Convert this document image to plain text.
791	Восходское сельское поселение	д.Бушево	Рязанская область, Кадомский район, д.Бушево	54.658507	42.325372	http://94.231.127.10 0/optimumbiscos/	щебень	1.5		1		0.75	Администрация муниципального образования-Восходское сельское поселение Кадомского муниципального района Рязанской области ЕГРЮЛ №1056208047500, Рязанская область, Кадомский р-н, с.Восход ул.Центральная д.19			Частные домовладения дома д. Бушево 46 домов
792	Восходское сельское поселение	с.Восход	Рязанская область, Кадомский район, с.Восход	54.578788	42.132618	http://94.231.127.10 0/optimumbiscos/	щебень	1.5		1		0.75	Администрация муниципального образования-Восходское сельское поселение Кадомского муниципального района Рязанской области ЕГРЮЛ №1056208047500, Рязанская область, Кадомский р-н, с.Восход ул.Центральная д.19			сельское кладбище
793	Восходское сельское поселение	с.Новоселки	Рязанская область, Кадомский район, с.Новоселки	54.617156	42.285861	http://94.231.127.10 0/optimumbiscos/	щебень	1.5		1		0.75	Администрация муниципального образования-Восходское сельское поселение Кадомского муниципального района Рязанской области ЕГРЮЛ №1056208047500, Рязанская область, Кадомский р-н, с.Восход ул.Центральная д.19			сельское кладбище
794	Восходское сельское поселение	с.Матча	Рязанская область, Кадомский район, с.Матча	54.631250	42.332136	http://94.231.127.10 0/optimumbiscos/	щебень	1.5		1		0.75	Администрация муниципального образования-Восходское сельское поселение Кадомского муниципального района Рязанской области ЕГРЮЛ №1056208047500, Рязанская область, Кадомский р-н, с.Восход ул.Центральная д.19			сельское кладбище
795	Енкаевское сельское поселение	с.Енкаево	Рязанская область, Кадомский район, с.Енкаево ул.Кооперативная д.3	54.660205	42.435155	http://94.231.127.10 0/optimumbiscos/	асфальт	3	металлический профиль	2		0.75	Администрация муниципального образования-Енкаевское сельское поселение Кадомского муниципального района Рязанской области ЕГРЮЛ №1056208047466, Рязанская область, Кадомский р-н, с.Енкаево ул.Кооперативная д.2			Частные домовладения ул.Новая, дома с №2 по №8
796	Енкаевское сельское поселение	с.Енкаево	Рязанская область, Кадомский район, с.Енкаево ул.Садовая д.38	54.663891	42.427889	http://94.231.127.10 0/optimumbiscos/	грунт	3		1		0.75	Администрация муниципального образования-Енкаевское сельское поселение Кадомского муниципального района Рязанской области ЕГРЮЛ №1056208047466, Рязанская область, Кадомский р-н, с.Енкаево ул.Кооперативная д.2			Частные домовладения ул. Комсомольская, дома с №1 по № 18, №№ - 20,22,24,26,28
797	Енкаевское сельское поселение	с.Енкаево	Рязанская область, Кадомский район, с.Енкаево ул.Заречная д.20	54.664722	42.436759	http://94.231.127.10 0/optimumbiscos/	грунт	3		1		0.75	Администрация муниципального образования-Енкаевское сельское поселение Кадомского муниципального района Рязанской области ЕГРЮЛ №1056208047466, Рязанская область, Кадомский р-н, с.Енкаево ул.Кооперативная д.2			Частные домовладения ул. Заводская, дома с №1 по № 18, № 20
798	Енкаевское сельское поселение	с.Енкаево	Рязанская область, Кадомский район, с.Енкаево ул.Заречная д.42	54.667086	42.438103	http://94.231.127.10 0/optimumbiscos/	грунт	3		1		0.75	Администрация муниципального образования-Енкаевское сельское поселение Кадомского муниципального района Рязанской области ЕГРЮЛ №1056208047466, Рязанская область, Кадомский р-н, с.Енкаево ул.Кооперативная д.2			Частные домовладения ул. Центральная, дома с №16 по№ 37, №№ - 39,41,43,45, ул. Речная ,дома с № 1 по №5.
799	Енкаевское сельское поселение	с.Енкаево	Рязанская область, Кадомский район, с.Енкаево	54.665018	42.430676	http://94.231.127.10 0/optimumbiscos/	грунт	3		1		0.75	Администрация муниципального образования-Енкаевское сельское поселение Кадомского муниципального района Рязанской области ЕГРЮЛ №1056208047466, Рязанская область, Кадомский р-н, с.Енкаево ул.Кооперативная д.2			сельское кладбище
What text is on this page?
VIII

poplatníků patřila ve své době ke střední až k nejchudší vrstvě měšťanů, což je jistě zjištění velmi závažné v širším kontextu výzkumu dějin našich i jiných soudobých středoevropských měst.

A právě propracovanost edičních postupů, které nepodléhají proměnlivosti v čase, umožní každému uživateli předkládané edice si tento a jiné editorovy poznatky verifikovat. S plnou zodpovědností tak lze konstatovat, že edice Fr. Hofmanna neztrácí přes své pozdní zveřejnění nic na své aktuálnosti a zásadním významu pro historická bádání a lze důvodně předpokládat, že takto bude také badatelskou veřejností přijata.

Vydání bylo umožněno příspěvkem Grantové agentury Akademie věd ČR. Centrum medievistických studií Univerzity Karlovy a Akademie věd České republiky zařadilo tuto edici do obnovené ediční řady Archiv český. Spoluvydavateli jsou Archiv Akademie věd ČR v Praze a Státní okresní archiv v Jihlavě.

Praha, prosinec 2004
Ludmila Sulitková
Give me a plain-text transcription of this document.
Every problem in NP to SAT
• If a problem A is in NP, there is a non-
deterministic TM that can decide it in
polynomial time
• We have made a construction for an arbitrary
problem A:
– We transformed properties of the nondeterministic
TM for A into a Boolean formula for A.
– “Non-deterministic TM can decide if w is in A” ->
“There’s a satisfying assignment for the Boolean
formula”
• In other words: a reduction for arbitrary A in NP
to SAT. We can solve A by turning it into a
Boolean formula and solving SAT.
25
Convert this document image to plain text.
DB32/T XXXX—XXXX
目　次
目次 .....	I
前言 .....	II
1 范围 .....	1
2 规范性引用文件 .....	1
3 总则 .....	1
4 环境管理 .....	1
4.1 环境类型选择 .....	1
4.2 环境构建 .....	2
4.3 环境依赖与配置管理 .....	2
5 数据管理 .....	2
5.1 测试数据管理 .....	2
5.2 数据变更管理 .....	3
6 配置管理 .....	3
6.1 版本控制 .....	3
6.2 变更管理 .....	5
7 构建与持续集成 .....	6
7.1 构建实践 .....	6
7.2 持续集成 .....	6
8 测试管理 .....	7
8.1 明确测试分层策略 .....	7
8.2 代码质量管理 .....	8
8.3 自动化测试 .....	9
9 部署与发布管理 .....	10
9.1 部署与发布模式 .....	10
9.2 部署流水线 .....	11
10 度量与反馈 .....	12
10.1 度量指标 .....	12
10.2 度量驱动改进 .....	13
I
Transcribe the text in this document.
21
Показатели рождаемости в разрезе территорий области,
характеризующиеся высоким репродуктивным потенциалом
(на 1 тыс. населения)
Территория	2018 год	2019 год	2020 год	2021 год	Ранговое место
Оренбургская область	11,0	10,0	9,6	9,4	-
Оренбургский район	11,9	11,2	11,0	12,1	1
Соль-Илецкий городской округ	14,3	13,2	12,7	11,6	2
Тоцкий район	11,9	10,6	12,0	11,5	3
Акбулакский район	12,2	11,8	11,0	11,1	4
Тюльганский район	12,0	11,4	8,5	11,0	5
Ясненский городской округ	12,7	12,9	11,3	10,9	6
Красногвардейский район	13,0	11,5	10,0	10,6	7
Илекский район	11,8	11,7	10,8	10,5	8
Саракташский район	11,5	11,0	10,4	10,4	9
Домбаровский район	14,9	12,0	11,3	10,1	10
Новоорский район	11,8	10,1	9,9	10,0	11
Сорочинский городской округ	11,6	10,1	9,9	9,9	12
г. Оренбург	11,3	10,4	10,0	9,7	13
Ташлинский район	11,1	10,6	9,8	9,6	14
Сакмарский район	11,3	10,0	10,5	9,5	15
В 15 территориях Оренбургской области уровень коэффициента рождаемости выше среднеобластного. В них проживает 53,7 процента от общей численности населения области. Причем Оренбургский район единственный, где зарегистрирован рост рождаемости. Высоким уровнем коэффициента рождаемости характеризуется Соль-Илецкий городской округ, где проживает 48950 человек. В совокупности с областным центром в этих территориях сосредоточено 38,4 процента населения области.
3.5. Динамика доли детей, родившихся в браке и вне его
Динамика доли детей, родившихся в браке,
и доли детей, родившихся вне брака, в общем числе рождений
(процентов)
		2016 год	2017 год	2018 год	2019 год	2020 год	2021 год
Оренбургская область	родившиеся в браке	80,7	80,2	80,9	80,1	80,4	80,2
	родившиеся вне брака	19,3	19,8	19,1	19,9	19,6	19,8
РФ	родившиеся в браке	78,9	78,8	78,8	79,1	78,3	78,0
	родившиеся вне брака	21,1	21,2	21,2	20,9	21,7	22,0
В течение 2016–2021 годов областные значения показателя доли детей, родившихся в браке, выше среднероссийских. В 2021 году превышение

» **Exercise**
In the entries above, find each line with the word "Илецкий" and copy it.

» **Result of this exercise**
Соль-Илецкий городской округ	14,3	13,2	12,7	11,6	2
В 15 территориях Оренбургской области уровень коэффициента рождаемости выше среднеобластного. В них проживает 53,7 процента от общей численности населения области. Причем Оренбургский район единственный, где зарегистрирован рост рождаемости. Высоким уровнем коэффициента рождаемости характеризуется Соль-Илецкий городской округ, где проживает 48950 человек. В совокупности с областным центром в этих территориях сосредоточено 38,4 процента населения области.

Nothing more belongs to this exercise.